Dataset records
######

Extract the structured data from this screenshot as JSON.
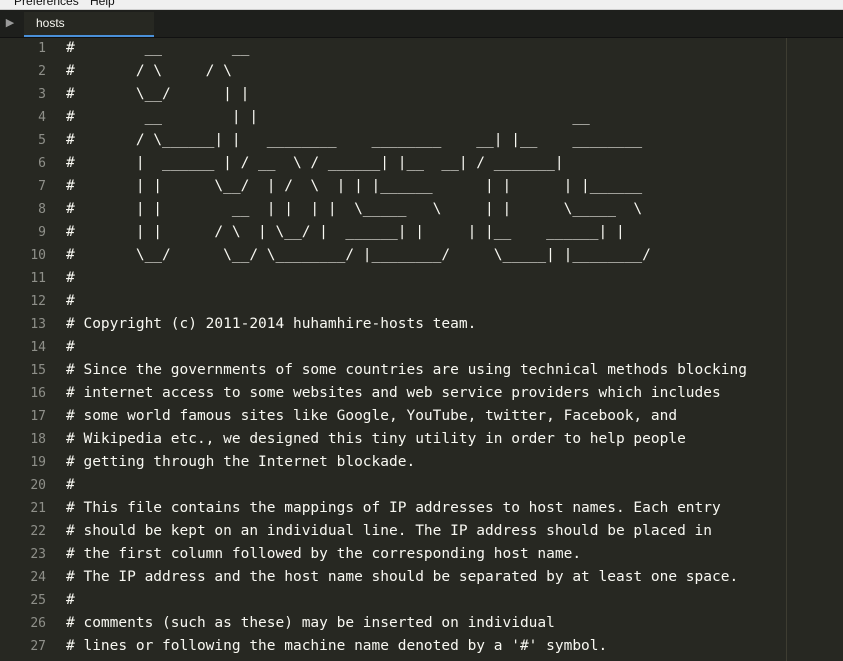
{
  "menubar": {
    "items": [
      "Preferences",
      "Help"
    ]
  },
  "tabs": [
    {
      "label": "hosts",
      "active": true
    }
  ],
  "editor": {
    "lines": [
      {
        "number": "1",
        "text": "#        __        __"
      },
      {
        "number": "2",
        "text": "#       / \\     / \\"
      },
      {
        "number": "3",
        "text": "#       \\__/      | |"
      },
      {
        "number": "4",
        "text": "#        __        | |                                    __"
      },
      {
        "number": "5",
        "text": "#       / \\______| |   ________    ________    __| |__    ________"
      },
      {
        "number": "6",
        "text": "#       |  ______ | / __  \\ / ______| |__  __| / _______|"
      },
      {
        "number": "7",
        "text": "#       | |      \\__/  | /  \\  | | |______      | |      | |______"
      },
      {
        "number": "8",
        "text": "#       | |        __  | |  | |  \\_____   \\     | |      \\_____  \\"
      },
      {
        "number": "9",
        "text": "#       | |      / \\  | \\__/ |  ______| |     | |__    ______| |"
      },
      {
        "number": "10",
        "text": "#       \\__/      \\__/ \\________/ |________/     \\_____| |________/"
      },
      {
        "number": "11",
        "text": "#"
      },
      {
        "number": "12",
        "text": "#"
      },
      {
        "number": "13",
        "text": "# Copyright (c) 2011-2014 huhamhire-hosts team."
      },
      {
        "number": "14",
        "text": "#"
      },
      {
        "number": "15",
        "text": "# Since the governments of some countries are using technical methods blocking"
      },
      {
        "number": "16",
        "text": "# internet access to some websites and web service providers which includes"
      },
      {
        "number": "17",
        "text": "# some world famous sites like Google, YouTube, twitter, Facebook, and"
      },
      {
        "number": "18",
        "text": "# Wikipedia etc., we designed this tiny utility in order to help people"
      },
      {
        "number": "19",
        "text": "# getting through the Internet blockade."
      },
      {
        "number": "20",
        "text": "#"
      },
      {
        "number": "21",
        "text": "# This file contains the mappings of IP addresses to host names. Each entry"
      },
      {
        "number": "22",
        "text": "# should be kept on an individual line. The IP address should be placed in"
      },
      {
        "number": "23",
        "text": "# the first column followed by the corresponding host name."
      },
      {
        "number": "24",
        "text": "# The IP address and the host name should be separated by at least one space."
      },
      {
        "number": "25",
        "text": "#"
      },
      {
        "number": "26",
        "text": "# comments (such as these) may be inserted on individual"
      },
      {
        "number": "27",
        "text": "# lines or following the machine name denoted by a '#' symbol."
      }
    ]
  }
}
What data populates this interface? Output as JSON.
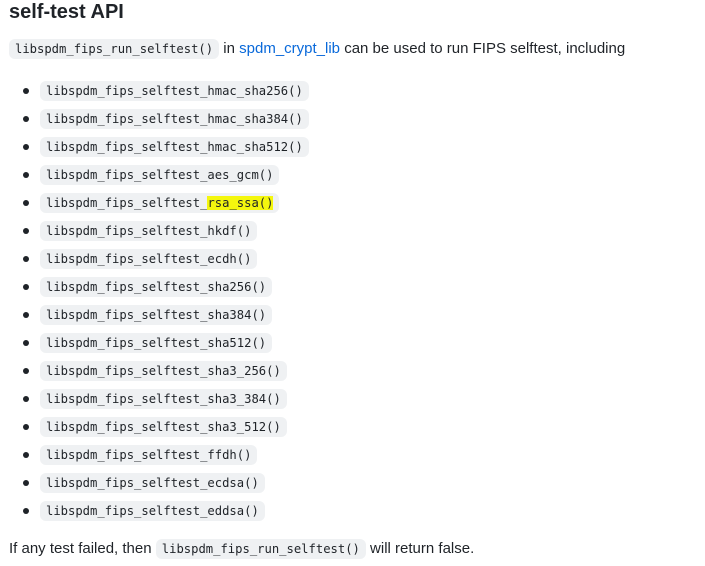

######

Go through the material above and print all of it exactly, except the pictures.

Extract the structured data from this screenshot as JSON.
{
  "menubar": {
    "items": [
      "Preferences",
      "Help"
    ]
  },
  "tabs": [
    {
      "label": "hosts",
      "active": true
    }
  ],
  "editor": {
    "lines": [
      {
        "number": "1",
        "text": "#        __        __"
      },
      {
        "number": "2",
        "text": "#       / \\     / \\"
      },
      {
        "number": "3",
        "text": "#       \\__/      | |"
      },
      {
        "number": "4",
        "text": "#        __        | |                                    __"
      },
      {
        "number": "5",
        "text": "#       / \\______| |   ________    ________    __| |__    ________"
      },
      {
        "number": "6",
        "text": "#       |  ______ | / __  \\ / ______| |__  __| / _______|"
      },
      {
        "number": "7",
        "text": "#       | |      \\__/  | /  \\  | | |______      | |      | |______"
      },
      {
        "number": "8",
        "text": "#       | |        __  | |  | |  \\_____   \\     | |      \\_____  \\"
      },
      {
        "number": "9",
        "text": "#       | |      / \\  | \\__/ |  ______| |     | |__    ______| |"
      },
      {
        "number": "10",
        "text": "#       \\__/      \\__/ \\________/ |________/     \\_____| |________/"
      },
      {
        "number": "11",
        "text": "#"
      },
      {
        "number": "12",
        "text": "#"
      },
      {
        "number": "13",
        "text": "# Copyright (c) 2011-2014 huhamhire-hosts team."
      },
      {
        "number": "14",
        "text": "#"
      },
      {
        "number": "15",
        "text": "# Since the governments of some countries are using technical methods blocking"
      },
      {
        "number": "16",
        "text": "# internet access to some websites and web service providers which includes"
      },
      {
        "number": "17",
        "text": "# some world famous sites like Google, YouTube, twitter, Facebook, and"
      },
      {
        "number": "18",
        "text": "# Wikipedia etc., we designed this tiny utility in order to help people"
      },
      {
        "number": "19",
        "text": "# getting through the Internet blockade."
      },
      {
        "number": "20",
        "text": "#"
      },
      {
        "number": "21",
        "text": "# This file contains the mappings of IP addresses to host names. Each entry"
      },
      {
        "number": "22",
        "text": "# should be kept on an individual line. The IP address should be placed in"
      },
      {
        "number": "23",
        "text": "# the first column followed by the corresponding host name."
      },
      {
        "number": "24",
        "text": "# The IP address and the host name should be separated by at least one space."
      },
      {
        "number": "25",
        "text": "#"
      },
      {
        "number": "26",
        "text": "# comments (such as these) may be inserted on individual"
      },
      {
        "number": "27",
        "text": "# lines or following the machine name denoted by a '#' symbol."
      }
    ]
  }
}
What data populates this interface? Output as JSON.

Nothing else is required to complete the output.